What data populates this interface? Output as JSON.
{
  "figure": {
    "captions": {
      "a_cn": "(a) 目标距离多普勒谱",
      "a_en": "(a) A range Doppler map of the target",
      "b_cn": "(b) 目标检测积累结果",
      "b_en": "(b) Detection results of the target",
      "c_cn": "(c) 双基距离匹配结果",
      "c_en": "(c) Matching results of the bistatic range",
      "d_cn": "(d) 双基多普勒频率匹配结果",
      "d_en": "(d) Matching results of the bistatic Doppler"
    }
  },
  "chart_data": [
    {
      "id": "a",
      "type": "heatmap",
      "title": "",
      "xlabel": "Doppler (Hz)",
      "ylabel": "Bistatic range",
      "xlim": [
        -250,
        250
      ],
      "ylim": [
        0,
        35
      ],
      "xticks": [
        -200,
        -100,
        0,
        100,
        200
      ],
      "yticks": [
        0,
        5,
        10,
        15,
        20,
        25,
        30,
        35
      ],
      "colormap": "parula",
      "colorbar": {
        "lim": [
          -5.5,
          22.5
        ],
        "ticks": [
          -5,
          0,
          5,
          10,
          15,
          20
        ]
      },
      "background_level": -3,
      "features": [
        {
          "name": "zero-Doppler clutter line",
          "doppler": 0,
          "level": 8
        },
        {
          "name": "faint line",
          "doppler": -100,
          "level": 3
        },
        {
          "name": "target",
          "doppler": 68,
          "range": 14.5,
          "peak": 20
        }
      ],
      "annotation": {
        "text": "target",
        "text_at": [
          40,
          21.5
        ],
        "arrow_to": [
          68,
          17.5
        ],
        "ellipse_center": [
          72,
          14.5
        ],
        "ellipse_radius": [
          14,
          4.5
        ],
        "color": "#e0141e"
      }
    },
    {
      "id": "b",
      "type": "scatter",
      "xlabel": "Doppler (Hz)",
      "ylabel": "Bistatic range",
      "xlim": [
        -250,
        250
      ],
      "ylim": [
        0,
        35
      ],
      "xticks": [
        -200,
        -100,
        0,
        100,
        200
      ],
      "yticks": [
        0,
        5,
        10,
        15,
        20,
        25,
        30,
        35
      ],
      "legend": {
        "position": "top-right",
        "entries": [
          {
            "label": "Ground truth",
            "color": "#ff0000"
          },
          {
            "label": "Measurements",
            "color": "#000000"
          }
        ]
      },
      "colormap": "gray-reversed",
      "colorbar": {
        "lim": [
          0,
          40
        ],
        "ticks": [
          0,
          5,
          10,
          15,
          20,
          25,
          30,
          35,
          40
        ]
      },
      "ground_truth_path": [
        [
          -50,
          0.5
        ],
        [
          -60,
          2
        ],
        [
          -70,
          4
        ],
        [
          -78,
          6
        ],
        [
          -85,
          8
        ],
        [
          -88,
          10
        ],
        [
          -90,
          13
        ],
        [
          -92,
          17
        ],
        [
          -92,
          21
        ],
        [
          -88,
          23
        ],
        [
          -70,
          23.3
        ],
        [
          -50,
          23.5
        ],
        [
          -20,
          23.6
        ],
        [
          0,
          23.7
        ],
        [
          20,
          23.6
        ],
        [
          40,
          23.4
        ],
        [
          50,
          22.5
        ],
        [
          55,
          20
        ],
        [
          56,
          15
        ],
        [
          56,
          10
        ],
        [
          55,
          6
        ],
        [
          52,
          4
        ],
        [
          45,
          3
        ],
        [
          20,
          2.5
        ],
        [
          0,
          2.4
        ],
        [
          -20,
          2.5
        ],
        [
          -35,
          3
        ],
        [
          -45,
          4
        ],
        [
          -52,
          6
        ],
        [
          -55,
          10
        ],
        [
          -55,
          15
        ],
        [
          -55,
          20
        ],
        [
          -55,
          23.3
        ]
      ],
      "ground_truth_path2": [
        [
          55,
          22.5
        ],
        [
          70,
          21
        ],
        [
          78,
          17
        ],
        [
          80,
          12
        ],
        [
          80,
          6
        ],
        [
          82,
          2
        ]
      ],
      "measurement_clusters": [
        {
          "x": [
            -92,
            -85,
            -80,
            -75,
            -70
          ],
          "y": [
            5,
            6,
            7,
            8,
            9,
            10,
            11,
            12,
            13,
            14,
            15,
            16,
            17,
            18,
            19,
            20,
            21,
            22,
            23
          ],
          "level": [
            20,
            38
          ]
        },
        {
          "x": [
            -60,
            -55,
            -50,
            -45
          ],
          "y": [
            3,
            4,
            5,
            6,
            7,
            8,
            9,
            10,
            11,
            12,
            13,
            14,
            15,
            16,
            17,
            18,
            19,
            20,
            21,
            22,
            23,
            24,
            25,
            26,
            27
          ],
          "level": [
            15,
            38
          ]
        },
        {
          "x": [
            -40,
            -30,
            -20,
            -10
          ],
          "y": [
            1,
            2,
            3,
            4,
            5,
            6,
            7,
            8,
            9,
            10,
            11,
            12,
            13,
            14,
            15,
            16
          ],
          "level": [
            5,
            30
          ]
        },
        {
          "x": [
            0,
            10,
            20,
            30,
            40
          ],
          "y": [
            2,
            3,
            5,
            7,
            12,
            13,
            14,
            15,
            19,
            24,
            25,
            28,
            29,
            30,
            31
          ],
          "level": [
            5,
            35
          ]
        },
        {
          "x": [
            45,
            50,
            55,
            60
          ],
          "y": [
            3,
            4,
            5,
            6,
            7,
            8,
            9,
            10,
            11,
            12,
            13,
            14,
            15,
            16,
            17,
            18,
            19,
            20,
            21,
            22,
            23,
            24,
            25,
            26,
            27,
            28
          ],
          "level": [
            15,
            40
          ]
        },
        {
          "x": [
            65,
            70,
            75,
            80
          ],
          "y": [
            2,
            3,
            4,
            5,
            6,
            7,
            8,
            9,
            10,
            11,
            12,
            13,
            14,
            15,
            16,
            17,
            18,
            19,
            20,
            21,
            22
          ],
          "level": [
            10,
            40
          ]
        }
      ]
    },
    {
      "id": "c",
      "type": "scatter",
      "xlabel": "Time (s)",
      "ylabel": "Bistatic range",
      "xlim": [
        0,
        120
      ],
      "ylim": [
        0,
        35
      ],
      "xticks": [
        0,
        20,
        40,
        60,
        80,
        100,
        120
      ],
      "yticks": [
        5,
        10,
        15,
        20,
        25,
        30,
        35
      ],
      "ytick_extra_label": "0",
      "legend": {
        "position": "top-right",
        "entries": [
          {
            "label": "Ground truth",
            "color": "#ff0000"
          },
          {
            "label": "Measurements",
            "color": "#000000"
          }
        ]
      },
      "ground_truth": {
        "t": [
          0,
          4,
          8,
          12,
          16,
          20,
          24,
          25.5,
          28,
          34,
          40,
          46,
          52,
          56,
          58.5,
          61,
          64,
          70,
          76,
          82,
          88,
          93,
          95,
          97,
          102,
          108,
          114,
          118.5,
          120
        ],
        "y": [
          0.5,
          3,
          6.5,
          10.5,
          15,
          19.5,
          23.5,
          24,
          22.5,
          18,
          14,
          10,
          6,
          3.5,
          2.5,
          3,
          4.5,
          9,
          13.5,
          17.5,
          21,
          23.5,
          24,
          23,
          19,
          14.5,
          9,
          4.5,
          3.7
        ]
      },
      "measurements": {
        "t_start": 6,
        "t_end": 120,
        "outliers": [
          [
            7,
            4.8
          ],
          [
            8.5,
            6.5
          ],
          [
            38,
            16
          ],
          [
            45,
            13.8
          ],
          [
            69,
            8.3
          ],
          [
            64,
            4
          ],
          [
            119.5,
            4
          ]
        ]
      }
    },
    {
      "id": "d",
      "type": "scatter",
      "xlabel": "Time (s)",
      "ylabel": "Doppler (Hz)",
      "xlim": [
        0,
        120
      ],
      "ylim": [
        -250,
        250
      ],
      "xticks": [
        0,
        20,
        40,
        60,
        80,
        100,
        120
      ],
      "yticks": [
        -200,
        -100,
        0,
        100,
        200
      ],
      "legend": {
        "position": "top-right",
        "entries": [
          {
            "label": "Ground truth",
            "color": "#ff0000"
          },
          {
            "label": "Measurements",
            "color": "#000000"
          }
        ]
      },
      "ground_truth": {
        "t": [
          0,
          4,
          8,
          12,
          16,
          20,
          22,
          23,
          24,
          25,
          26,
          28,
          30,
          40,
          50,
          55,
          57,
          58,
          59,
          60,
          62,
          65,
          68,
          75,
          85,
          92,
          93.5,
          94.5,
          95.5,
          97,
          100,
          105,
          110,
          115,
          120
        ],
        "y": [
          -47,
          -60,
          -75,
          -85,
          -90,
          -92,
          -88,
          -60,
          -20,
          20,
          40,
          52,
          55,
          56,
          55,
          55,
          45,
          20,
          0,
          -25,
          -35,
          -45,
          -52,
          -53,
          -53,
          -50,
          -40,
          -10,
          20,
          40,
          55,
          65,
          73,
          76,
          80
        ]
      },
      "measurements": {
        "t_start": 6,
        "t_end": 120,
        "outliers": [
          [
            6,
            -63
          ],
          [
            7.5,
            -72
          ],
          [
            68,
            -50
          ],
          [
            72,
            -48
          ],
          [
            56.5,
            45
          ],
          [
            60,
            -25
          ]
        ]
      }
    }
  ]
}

————————

Note every line above where the string "name" shows up, and copy those lines.

ANSWER TO THIS PROBLEM:
          "name": "zero-Doppler clutter line",
          "name": "faint line",
          "name": "target",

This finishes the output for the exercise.